*** Opening of Data ***

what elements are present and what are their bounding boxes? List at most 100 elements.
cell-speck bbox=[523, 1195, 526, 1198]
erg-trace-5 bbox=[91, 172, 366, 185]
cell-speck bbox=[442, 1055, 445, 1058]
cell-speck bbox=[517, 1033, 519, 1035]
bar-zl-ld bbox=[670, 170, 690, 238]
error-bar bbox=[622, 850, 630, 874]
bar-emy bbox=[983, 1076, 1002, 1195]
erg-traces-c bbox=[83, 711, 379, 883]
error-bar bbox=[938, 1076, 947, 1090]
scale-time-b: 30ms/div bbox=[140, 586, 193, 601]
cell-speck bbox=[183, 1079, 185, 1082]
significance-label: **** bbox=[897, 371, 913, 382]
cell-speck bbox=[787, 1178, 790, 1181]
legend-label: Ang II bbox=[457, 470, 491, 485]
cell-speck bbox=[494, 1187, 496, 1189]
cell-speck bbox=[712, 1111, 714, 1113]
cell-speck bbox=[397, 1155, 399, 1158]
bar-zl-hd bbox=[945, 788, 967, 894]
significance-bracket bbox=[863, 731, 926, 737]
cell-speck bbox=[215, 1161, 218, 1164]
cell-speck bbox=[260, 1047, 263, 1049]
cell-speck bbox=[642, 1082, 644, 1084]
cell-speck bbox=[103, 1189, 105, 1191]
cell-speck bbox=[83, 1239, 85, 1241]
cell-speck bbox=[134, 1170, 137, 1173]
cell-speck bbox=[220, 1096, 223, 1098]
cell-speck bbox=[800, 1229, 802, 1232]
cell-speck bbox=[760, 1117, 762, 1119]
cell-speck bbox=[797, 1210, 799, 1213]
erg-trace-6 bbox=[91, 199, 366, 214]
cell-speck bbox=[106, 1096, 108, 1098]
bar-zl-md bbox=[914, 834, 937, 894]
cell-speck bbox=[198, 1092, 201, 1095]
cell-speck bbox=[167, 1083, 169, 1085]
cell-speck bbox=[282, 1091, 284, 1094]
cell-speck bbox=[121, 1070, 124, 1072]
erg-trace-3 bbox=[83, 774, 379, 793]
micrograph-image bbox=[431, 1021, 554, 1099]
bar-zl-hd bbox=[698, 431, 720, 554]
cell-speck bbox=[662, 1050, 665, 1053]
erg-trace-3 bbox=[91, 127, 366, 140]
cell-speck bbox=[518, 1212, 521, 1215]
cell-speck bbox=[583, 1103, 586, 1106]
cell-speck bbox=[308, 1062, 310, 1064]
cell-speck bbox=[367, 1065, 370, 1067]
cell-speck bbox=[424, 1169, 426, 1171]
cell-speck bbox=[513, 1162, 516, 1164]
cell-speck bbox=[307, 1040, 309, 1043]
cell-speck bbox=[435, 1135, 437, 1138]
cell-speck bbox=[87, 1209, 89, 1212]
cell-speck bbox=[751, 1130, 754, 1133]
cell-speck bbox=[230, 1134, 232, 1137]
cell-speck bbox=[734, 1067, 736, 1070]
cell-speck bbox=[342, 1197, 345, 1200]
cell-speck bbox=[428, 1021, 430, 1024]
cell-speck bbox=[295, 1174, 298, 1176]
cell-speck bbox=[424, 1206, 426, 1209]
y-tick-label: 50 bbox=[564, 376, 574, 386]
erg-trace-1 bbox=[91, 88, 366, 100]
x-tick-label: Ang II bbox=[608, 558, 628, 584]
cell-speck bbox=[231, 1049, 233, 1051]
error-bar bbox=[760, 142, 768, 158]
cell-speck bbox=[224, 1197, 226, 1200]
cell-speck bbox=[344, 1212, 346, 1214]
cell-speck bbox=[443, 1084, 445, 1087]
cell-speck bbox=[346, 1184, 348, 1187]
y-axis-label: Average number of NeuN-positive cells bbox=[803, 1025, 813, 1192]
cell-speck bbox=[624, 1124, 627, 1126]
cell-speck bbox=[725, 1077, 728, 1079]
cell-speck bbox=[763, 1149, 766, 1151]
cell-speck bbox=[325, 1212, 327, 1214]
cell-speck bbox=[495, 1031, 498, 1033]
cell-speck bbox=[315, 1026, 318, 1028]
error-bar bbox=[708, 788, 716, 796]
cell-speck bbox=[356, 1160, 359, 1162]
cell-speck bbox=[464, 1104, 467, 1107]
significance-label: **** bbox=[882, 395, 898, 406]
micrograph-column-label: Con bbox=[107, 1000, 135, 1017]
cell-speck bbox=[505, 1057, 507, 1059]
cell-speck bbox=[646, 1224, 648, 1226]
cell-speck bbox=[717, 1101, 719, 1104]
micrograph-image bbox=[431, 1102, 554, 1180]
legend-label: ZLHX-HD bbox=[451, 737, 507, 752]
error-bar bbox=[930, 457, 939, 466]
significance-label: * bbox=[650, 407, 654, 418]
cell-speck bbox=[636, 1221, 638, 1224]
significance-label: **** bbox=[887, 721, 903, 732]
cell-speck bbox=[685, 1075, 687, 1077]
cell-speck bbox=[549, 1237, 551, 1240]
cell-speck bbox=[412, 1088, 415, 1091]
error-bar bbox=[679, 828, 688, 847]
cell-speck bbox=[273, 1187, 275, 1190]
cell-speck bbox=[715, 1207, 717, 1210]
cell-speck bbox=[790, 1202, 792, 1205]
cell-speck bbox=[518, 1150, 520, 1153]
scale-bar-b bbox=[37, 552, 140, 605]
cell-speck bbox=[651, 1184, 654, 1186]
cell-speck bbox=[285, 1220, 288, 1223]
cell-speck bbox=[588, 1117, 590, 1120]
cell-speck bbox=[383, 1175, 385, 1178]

*** Close of Data ***

Scan the data above; copy every line where "micrograph" appears.

**The answer**
micrograph-image bbox=[431, 1021, 554, 1099]
micrograph-column-label: Con bbox=[107, 1000, 135, 1017]
micrograph-image bbox=[431, 1102, 554, 1180]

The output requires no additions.